**Required work:**
Report every line from the material that contains the word "Weathermap".
##### Given entries
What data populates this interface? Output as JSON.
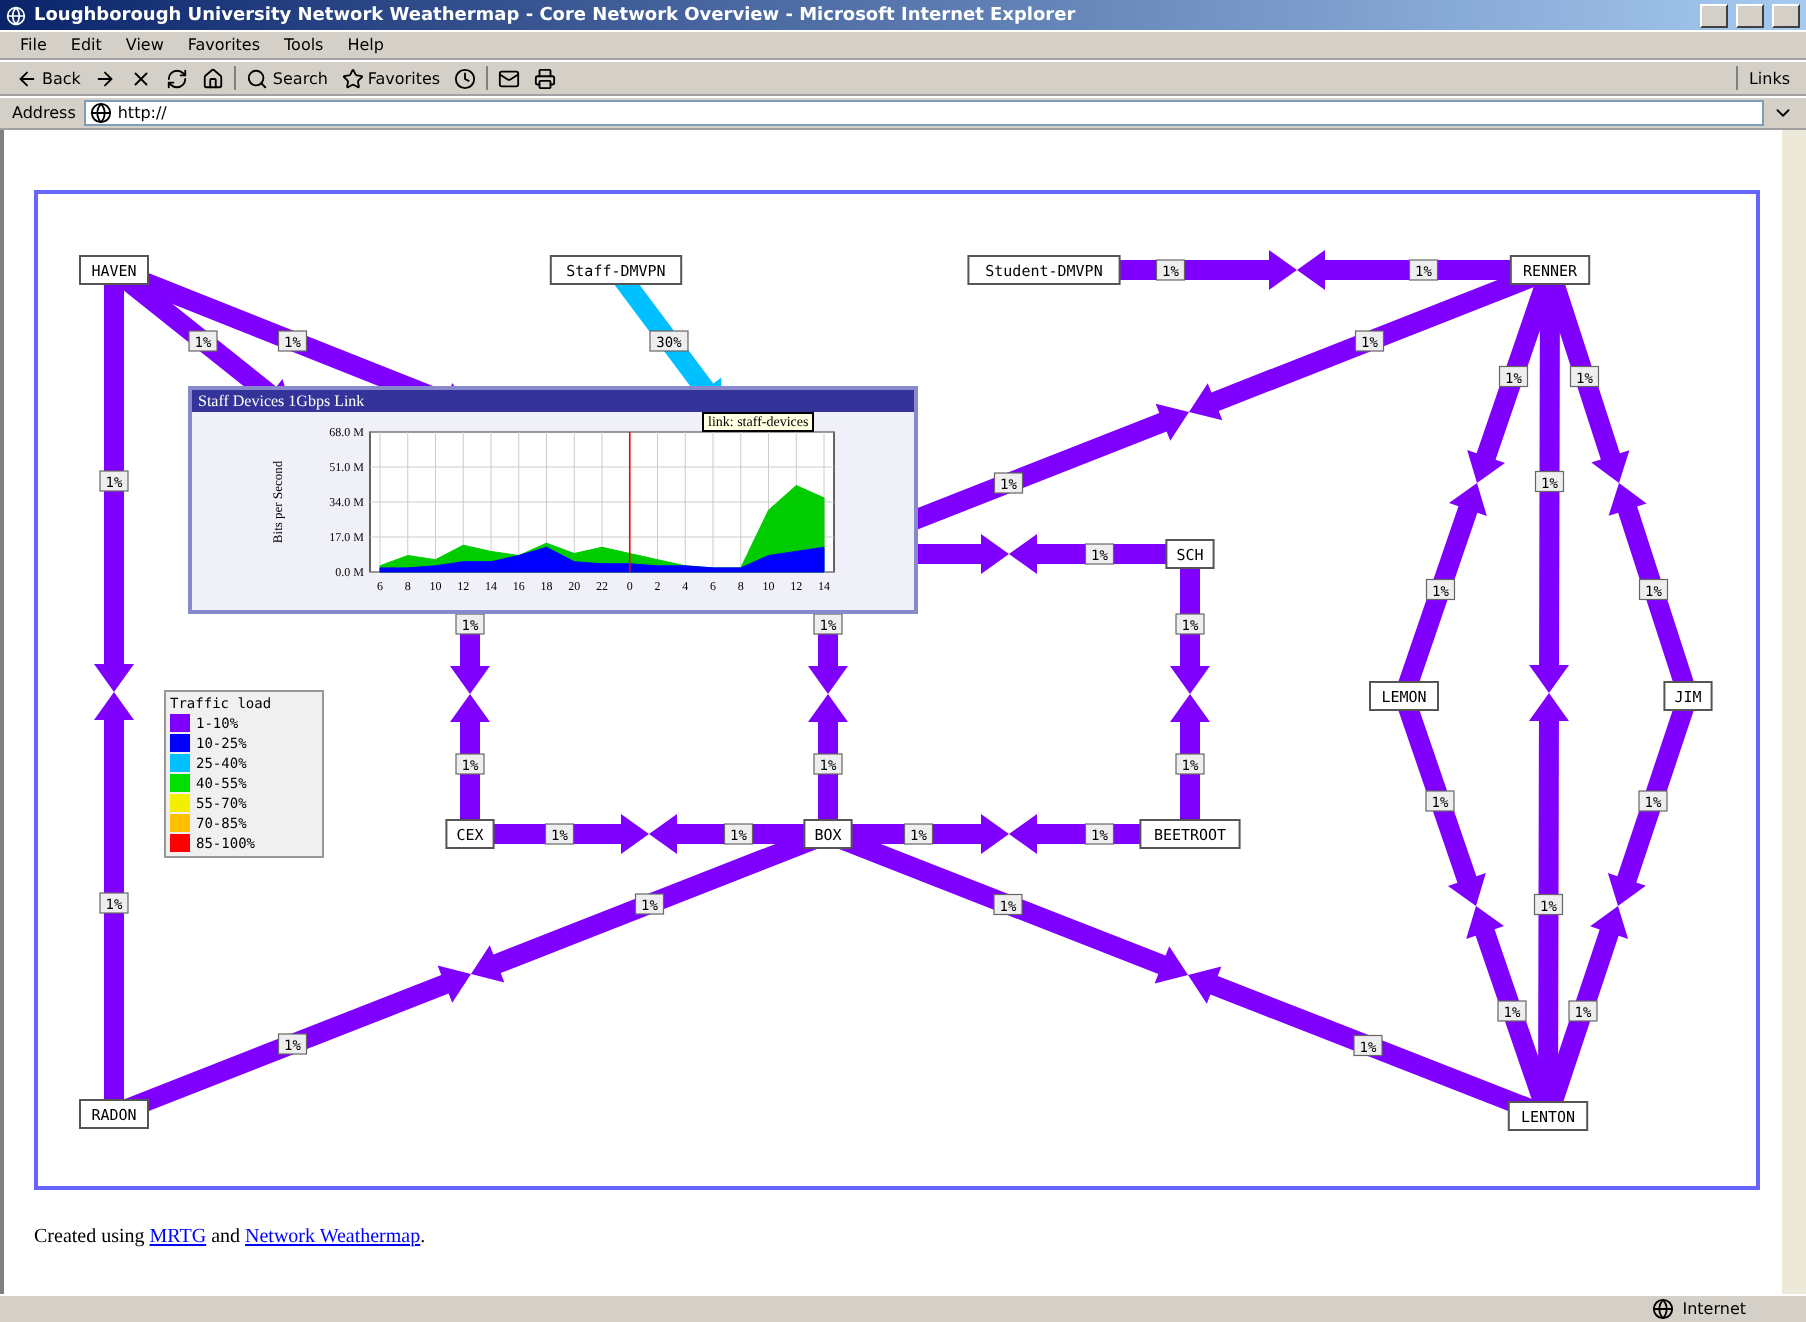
{
  "window": {
    "title": "Loughborough University Network Weathermap - Core Network Overview - Microsoft Internet Explorer"
  },
  "menu": [
    "File",
    "Edit",
    "View",
    "Favorites",
    "Tools",
    "Help"
  ],
  "toolbar": {
    "back": "Back",
    "search": "Search",
    "favorites": "Favorites",
    "links": "Links"
  },
  "address": {
    "label": "Address",
    "value": "http://"
  },
  "map": {
    "nodes": [
      {
        "label": "HAVEN"
      },
      {
        "label": "Staff-DMVPN"
      },
      {
        "label": "Student-DMVPN"
      },
      {
        "label": "RENNER"
      },
      {
        "label": "CEX"
      },
      {
        "label": "BOX"
      },
      {
        "label": "SCH"
      },
      {
        "label": "BEETROOT"
      },
      {
        "label": "LEMON"
      },
      {
        "label": "JIM"
      },
      {
        "label": "RADON"
      },
      {
        "label": "LENTON"
      }
    ],
    "links": [
      {
        "label_a": "1%",
        "label_b": "1%",
        "color": "#8000ff"
      },
      {
        "label_a": "1%",
        "color": "#8000ff"
      },
      {
        "label_a": "1%",
        "color": "#8000ff"
      },
      {
        "label_a": "30%",
        "color": "#00c0ff"
      },
      {
        "label_a": "1%",
        "label_b": "1%",
        "color": "#8000ff"
      },
      {
        "label_a": "1%",
        "label_b": "1%",
        "color": "#8000ff"
      },
      {
        "label_a": "1%",
        "label_b": "1%",
        "color": "#8000ff"
      },
      {
        "label_a": "1%",
        "label_b": "1%",
        "color": "#8000ff"
      },
      {
        "label_b": "1%",
        "color": "#8000ff"
      },
      {
        "label_a": "1%",
        "label_b": "1%",
        "color": "#8000ff"
      },
      {
        "label_a": "1%",
        "label_b": "1%",
        "color": "#8000ff"
      },
      {
        "label_a": "1%",
        "label_b": "1%",
        "color": "#8000ff"
      },
      {
        "label_a": "1%",
        "label_b": "1%",
        "color": "#8000ff"
      },
      {
        "label_a": "1%",
        "label_b": "1%",
        "color": "#8000ff"
      },
      {
        "label_a": "1%",
        "label_b": "1%",
        "color": "#8000ff"
      },
      {
        "label_a": "1%",
        "label_b": "1%",
        "color": "#8000ff"
      },
      {
        "label_a": "1%",
        "label_b": "1%",
        "color": "#8000ff"
      },
      {
        "label_a": "1%",
        "label_b": "1%",
        "color": "#8000ff"
      },
      {
        "label_a": "1%",
        "label_b": "1%",
        "color": "#8000ff"
      }
    ],
    "legend": {
      "title": "Traffic load",
      "items": [
        {
          "label": "1-10%",
          "color": "#8000ff"
        },
        {
          "label": "10-25%",
          "color": "#0000ff"
        },
        {
          "label": "25-40%",
          "color": "#00c0ff"
        },
        {
          "label": "40-55%",
          "color": "#00e000"
        },
        {
          "label": "55-70%",
          "color": "#f0f000"
        },
        {
          "label": "70-85%",
          "color": "#ffc000"
        },
        {
          "label": "85-100%",
          "color": "#ff0000"
        }
      ]
    },
    "popup": {
      "title": "Staff Devices 1Gbps Link",
      "tooltip": "link: staff-devices",
      "chart_data": {
        "type": "area",
        "ylabel": "Bits per Second",
        "categories": [
          "6",
          "8",
          "10",
          "12",
          "14",
          "16",
          "18",
          "20",
          "22",
          "0",
          "2",
          "4",
          "6",
          "8",
          "10",
          "12",
          "14"
        ],
        "series": [
          {
            "color": "#00cc00",
            "values": [
              3,
              8,
              6,
              13,
              10,
              8,
              14,
              9,
              12,
              9,
              6,
              3,
              2,
              2,
              30,
              42,
              36
            ]
          },
          {
            "color": "#0000ff",
            "values": [
              2,
              2,
              3,
              5,
              5,
              8,
              12,
              5,
              4,
              4,
              3,
              3,
              2,
              2,
              8,
              10,
              12
            ]
          }
        ],
        "grid": true,
        "ylim": [
          0,
          68
        ],
        "yticks": [
          {
            "value": 0,
            "label": "0.0 M"
          },
          {
            "value": 17,
            "label": "17.0 M"
          },
          {
            "value": 34,
            "label": "34.0 M"
          },
          {
            "value": 51,
            "label": "51.0 M"
          },
          {
            "value": 68,
            "label": "68.0 M"
          }
        ],
        "ref_lines": [
          {
            "axis": "x",
            "value": "0",
            "color": "#ff0000"
          }
        ]
      }
    }
  },
  "footer": [
    {
      "kind": "text",
      "text": "Created using "
    },
    {
      "kind": "link",
      "text": "MRTG"
    },
    {
      "kind": "text",
      "text": " and "
    },
    {
      "kind": "link",
      "text": "Network Weathermap"
    },
    {
      "kind": "text",
      "text": "."
    }
  ],
  "status_bar": {
    "zone": "Internet"
  }
}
##########
**Response:**
    "title": "Loughborough University Network Weathermap - Core Network Overview - Microsoft Internet Explorer"
      "text": "Network Weathermap"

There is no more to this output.